* Exercise instructions
Write out every line of the records below as a JSON array of strings, one string per line, and leave out any blank lines.

* Provided records

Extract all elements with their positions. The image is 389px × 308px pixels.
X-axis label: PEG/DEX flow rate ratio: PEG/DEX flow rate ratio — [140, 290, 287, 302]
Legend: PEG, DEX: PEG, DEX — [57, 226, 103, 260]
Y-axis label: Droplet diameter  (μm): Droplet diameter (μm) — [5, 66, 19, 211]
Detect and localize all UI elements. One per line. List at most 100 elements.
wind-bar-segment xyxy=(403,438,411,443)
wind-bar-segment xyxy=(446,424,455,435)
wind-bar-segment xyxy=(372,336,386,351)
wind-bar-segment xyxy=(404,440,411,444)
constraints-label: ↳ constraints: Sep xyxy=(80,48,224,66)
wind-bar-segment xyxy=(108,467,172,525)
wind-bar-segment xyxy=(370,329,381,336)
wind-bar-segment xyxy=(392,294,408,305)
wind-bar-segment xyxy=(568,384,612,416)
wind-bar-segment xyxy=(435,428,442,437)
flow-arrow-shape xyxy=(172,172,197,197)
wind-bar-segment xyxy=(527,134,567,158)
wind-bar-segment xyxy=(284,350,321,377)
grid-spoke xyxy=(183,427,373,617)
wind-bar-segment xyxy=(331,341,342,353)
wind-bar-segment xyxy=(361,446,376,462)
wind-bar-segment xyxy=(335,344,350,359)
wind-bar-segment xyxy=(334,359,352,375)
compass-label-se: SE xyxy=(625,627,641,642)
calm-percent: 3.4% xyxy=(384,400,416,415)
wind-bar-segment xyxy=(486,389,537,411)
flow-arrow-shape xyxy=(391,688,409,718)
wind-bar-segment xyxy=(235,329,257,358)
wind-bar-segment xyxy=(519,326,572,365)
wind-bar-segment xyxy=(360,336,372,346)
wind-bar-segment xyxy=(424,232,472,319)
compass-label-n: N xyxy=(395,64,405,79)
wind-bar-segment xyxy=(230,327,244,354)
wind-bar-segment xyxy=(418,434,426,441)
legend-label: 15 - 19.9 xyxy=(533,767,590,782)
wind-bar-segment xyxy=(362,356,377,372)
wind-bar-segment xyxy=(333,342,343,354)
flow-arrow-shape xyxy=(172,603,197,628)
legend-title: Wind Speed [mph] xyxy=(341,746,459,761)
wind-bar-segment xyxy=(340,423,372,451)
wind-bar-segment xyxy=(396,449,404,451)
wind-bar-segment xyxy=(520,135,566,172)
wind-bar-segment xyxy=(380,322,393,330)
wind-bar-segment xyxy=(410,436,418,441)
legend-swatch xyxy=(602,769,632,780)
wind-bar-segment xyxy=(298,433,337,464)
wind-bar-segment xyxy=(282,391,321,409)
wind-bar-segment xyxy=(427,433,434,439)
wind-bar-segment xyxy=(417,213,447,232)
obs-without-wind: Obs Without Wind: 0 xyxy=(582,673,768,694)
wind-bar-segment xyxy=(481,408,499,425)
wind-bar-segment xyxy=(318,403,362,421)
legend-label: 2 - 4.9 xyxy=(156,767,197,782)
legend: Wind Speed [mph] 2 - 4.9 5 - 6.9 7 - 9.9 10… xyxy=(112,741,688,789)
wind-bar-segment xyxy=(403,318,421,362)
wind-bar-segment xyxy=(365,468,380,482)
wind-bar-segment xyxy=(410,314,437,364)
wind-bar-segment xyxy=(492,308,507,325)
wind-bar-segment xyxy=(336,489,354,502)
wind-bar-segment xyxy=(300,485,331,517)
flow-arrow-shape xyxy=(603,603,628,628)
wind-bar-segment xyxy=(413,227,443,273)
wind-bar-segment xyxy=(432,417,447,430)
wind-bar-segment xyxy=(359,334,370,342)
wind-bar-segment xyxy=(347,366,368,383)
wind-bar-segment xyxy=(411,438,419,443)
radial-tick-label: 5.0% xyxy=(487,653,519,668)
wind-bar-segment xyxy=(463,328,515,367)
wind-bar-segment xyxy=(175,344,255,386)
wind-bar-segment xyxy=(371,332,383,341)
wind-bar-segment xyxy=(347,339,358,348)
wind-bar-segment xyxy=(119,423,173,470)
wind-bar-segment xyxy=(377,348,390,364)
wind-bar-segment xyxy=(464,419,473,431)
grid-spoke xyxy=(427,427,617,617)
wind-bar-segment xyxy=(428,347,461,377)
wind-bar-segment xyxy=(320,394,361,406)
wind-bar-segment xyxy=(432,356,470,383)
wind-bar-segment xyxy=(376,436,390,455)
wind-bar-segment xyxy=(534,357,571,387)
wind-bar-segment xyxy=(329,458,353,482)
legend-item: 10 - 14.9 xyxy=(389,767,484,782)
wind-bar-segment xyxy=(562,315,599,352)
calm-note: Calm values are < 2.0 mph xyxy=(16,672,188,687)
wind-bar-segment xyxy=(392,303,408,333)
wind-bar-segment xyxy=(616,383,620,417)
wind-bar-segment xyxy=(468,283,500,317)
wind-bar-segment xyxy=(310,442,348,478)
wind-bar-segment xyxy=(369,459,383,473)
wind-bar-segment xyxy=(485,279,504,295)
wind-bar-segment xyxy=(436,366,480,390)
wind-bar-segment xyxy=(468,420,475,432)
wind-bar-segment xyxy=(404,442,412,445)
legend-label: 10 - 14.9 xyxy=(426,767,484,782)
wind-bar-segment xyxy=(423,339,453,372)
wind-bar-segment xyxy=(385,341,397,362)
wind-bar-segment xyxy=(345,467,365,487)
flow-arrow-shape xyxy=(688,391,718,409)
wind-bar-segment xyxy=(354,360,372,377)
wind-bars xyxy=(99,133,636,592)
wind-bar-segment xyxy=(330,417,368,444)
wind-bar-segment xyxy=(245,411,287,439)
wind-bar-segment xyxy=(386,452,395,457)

* Reply
[
  "Extract all elements with their positions. The image is 389px × 308px pixels.",
  "X-axis label: PEG/DEX flow rate ratio: PEG/DEX flow rate ratio — [140, 290, 287, 302]",
  "Legend: PEG, DEX: PEG, DEX — [57, 226, 103, 260]",
  "Y-axis label: Droplet diameter  (μm): Droplet diameter (μm) — [5, 66, 19, 211]",
  "Detect and localize all UI elements. One per line. List at most 100 elements.",
  "wind-bar-segment xyxy=(403,438,411,443)",
  "wind-bar-segment xyxy=(446,424,455,435)",
  "wind-bar-segment xyxy=(372,336,386,351)",
  "wind-bar-segment xyxy=(404,440,411,444)",
  "constraints-label: ↳ constraints: Sep xyxy=(80,48,224,66)",
  "wind-bar-segment xyxy=(108,467,172,525)",
  "wind-bar-segment xyxy=(370,329,381,336)",
  "wind-bar-segment xyxy=(392,294,408,305)",
  "wind-bar-segment xyxy=(568,384,612,416)",
  "wind-bar-segment xyxy=(435,428,442,437)",
  "flow-arrow-shape xyxy=(172,172,197,197)",
  "wind-bar-segment xyxy=(527,134,567,158)",
  "wind-bar-segment xyxy=(284,350,321,377)",
  "grid-spoke xyxy=(183,427,373,617)",
  "wind-bar-segment xyxy=(331,341,342,353)",
  "wind-bar-segment xyxy=(361,446,376,462)",
  "wind-bar-segment xyxy=(335,344,350,359)",
  "wind-bar-segment xyxy=(334,359,352,375)",
  "compass-label-se: SE xyxy=(625,627,641,642)",
  "calm-percent: 3.4% xyxy=(384,400,416,415)",
  "wind-bar-segment xyxy=(486,389,537,411)",
  "flow-arrow-shape xyxy=(391,688,409,718)",
  "wind-bar-segment xyxy=(235,329,257,358)",
  "wind-bar-segment xyxy=(519,326,572,365)",
  "wind-bar-segment xyxy=(360,336,372,346)",
  "wind-bar-segment xyxy=(424,232,472,319)",
  "compass-label-n: N xyxy=(395,64,405,79)",
  "wind-bar-segment xyxy=(230,327,244,354)",
  "wind-bar-segment xyxy=(418,434,426,441)",
  "legend-label: 15 - 19.9 xyxy=(533,767,590,782)",
  "wind-bar-segment xyxy=(362,356,377,372)",
  "wind-bar-segment xyxy=(333,342,343,354)",
  "flow-arrow-shape xyxy=(172,603,197,628)",
  "legend-title: Wind Speed [mph] xyxy=(341,746,459,761)",
  "wind-bar-segment xyxy=(340,423,372,451)",
  "wind-bar-segment xyxy=(396,449,404,451)",
  "wind-bar-segment xyxy=(520,135,566,172)",
  "wind-bar-segment xyxy=(380,322,393,330)",
  "wind-bar-segment xyxy=(410,436,418,441)",
  "legend-swatch xyxy=(602,769,632,780)",
  "wind-bar-segment xyxy=(298,433,337,464)",
  "wind-bar-segment xyxy=(282,391,321,409)",
  "wind-bar-segment xyxy=(427,433,434,439)",
  "wind-bar-segment xyxy=(417,213,447,232)",
  "obs-without-wind: Obs Without Wind: 0 xyxy=(582,673,768,694)",
  "wind-bar-segment xyxy=(481,408,499,425)",
  "wind-bar-segment xyxy=(318,403,362,421)",
  "legend-label: 2 - 4.9 xyxy=(156,767,197,782)",
  "legend: Wind Speed [mph] 2 - 4.9 5 - 6.9 7 - 9.9 10… xyxy=(112,741,688,789)",
  "wind-bar-segment xyxy=(403,318,421,362)",
  "wind-bar-segment xyxy=(365,468,380,482)",
  "wind-bar-segment xyxy=(410,314,437,364)",
  "wind-bar-segment xyxy=(492,308,507,325)",
  "wind-bar-segment xyxy=(336,489,354,502)",
  "wind-bar-segment xyxy=(300,485,331,517)",
  "flow-arrow-shape xyxy=(603,603,628,628)",
  "wind-bar-segment xyxy=(413,227,443,273)",
  "wind-bar-segment xyxy=(432,417,447,430)",
  "wind-bar-segment xyxy=(359,334,370,342)",
  "wind-bar-segment xyxy=(347,366,368,383)",
  "wind-bar-segment xyxy=(411,438,419,443)",
  "radial-tick-label: 5.0% xyxy=(487,653,519,668)",
  "wind-bar-segment xyxy=(463,328,515,367)",
  "wind-bar-segment xyxy=(175,344,255,386)",
  "wind-bar-segment xyxy=(371,332,383,341)",
  "wind-bar-segment xyxy=(347,339,358,348)",
  "wind-bar-segment xyxy=(119,423,173,470)",
  "wind-bar-segment xyxy=(377,348,390,364)",
  "wind-bar-segment xyxy=(464,419,473,431)",
  "grid-spoke xyxy=(427,427,617,617)",
  "wind-bar-segment xyxy=(428,347,461,377)",
  "wind-bar-segment xyxy=(320,394,361,406)",
  "wind-bar-segment xyxy=(432,356,470,383)",
  "wind-bar-segment xyxy=(376,436,390,455)",
  "wind-bar-segment xyxy=(534,357,571,387)",
  "wind-bar-segment xyxy=(329,458,353,482)",
  "legend-item: 10 - 14.9 xyxy=(389,767,484,782)",
  "wind-bar-segment xyxy=(562,315,599,352)",
  "calm-note: Calm values are < 2.0 mph xyxy=(16,672,188,687)",
  "wind-bar-segment xyxy=(392,303,408,333)",
  "wind-bar-segment xyxy=(616,383,620,417)",
  "wind-bar-segment xyxy=(468,283,500,317)",
  "wind-bar-segment xyxy=(310,442,348,478)",
  "wind-bar-segment xyxy=(369,459,383,473)",
  "wind-bar-segment xyxy=(485,279,504,295)",
  "wind-bar-segment xyxy=(436,366,480,390)",
  "wind-bar-segment xyxy=(468,420,475,432)",
  "wind-bar-segment xyxy=(404,442,412,445)",
  "legend-label: 10 - 14.9 xyxy=(426,767,484,782)",
  "wind-bar-segment xyxy=(423,339,453,372)",
  "wind-bar-segment xyxy=(385,341,397,362)",
  "wind-bar-segment xyxy=(345,467,365,487)",
  "flow-arrow-shape xyxy=(688,391,718,409)",
  "wind-bar-segment xyxy=(354,360,372,377)",
  "wind-bars xyxy=(99,133,636,592)",
  "wind-bar-segment xyxy=(330,417,368,444)",
  "wind-bar-segment xyxy=(245,411,287,439)",
  "wind-bar-segment xyxy=(386,452,395,457)"
]